Objective: Only the number is wanted: how many lines of the data contain "polyethylene"?

Dataset rows:
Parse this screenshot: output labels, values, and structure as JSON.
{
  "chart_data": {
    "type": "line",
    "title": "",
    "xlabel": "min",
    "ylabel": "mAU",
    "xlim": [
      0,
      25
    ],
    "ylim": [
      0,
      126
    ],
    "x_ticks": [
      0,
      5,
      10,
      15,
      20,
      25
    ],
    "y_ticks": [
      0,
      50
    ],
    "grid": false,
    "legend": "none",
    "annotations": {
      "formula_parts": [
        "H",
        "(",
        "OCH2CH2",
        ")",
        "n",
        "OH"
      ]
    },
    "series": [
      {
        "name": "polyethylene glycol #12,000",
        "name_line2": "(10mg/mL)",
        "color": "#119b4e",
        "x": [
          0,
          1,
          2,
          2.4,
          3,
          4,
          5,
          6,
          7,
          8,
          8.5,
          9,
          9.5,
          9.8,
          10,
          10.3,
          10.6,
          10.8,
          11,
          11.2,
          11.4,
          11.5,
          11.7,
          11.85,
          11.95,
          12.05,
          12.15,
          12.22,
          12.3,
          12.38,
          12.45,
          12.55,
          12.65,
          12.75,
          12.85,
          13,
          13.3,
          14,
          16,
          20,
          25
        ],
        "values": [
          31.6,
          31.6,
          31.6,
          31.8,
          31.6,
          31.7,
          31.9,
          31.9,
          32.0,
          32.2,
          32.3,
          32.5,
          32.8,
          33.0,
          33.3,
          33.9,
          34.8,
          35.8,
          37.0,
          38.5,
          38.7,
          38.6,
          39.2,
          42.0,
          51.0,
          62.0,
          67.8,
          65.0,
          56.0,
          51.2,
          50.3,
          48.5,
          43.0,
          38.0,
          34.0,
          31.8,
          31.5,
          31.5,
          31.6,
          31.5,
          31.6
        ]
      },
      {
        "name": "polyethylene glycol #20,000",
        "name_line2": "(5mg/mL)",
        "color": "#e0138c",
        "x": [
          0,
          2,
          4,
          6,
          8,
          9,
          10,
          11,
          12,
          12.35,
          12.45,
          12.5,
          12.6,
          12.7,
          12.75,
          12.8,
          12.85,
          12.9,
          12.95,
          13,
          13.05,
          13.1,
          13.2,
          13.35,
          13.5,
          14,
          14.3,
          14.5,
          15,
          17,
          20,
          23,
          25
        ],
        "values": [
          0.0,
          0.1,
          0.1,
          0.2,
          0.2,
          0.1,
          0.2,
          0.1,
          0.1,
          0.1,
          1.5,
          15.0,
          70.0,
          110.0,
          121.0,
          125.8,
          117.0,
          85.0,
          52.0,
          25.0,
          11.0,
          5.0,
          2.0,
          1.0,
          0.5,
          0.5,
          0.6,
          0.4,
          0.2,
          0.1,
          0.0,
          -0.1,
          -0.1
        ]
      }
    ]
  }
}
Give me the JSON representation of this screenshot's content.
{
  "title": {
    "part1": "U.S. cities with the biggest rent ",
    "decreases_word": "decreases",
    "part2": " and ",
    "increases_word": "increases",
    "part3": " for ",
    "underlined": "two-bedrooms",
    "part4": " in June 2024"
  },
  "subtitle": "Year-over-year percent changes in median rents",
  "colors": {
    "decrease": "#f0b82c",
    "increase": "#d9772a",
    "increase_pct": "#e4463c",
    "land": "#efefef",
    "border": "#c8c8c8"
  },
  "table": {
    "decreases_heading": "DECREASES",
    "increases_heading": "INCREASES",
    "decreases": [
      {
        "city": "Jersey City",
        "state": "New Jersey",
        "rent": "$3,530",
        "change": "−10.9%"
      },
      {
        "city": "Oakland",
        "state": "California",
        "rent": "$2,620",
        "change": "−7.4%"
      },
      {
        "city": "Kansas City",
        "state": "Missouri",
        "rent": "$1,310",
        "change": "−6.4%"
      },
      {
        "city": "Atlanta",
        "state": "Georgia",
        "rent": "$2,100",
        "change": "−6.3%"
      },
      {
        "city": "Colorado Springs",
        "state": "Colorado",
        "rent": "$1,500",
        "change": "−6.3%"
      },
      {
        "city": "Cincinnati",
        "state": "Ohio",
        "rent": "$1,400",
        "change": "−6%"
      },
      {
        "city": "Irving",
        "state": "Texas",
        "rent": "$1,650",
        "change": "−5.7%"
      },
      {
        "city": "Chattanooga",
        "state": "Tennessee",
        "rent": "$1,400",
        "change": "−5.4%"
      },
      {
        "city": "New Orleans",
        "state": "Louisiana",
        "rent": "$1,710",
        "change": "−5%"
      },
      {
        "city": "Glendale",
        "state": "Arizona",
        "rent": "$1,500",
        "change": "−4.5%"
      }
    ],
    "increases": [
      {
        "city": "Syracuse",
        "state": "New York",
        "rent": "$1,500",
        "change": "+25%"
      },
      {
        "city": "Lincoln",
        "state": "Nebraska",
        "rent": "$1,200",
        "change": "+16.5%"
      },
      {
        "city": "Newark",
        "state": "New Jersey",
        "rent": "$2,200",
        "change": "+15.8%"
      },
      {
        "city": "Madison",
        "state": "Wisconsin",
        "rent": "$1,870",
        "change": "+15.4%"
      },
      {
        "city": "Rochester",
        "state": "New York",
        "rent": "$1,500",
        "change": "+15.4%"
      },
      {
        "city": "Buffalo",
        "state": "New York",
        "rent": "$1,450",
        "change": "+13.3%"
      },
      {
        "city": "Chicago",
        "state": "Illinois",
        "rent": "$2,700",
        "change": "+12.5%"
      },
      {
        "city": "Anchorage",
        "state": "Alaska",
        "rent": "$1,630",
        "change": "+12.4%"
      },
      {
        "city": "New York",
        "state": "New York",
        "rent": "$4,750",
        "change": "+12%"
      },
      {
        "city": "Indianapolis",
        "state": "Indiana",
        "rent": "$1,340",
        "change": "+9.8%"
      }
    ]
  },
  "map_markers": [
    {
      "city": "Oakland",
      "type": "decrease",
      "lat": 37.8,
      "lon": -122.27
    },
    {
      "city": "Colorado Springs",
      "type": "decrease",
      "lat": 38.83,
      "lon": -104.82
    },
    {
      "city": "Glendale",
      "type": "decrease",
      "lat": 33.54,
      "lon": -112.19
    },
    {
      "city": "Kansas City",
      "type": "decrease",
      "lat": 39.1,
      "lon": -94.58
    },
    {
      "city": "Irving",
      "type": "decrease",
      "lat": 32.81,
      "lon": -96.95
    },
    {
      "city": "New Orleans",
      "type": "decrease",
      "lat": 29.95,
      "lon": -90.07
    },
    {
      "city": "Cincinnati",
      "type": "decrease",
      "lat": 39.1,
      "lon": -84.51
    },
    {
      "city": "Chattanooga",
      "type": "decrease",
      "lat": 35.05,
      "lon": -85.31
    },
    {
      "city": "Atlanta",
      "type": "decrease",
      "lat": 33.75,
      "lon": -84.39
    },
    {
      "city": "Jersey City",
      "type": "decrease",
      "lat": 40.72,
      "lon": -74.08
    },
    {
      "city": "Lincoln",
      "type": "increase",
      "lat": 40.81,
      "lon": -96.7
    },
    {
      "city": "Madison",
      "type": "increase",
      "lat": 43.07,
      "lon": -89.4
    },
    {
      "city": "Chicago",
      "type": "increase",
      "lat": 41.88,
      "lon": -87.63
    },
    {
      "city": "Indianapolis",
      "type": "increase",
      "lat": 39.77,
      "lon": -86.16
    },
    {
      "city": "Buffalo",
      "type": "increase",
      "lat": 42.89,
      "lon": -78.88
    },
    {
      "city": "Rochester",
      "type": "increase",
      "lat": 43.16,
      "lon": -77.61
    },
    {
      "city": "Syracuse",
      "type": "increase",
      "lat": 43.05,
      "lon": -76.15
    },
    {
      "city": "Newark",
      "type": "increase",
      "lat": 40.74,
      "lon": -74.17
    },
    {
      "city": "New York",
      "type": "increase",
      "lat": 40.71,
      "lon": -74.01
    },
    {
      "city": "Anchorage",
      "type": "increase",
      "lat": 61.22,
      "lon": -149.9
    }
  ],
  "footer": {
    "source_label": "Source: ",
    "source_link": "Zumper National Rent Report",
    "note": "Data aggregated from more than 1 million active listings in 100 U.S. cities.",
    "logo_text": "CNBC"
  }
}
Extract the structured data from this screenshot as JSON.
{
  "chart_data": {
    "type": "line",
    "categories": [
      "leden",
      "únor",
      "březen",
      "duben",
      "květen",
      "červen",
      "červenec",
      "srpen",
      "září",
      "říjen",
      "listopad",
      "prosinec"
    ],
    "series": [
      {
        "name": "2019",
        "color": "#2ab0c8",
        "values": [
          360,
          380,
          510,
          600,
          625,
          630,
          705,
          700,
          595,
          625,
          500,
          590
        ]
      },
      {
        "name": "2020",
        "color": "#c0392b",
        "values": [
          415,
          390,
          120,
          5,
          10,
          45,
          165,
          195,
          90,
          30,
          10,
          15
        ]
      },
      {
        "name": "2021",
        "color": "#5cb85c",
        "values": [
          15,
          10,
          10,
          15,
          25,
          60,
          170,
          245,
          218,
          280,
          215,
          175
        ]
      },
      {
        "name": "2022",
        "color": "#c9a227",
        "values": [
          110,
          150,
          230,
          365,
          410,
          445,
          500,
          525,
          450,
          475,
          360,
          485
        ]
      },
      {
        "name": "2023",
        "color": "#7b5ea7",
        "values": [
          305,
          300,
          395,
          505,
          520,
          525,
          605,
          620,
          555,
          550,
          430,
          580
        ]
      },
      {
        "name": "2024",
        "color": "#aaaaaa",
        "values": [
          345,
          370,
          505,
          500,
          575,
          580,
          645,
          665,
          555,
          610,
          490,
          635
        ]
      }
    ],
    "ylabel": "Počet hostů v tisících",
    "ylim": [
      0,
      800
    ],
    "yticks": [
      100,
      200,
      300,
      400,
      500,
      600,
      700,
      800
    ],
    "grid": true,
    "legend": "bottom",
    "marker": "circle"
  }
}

The result: 2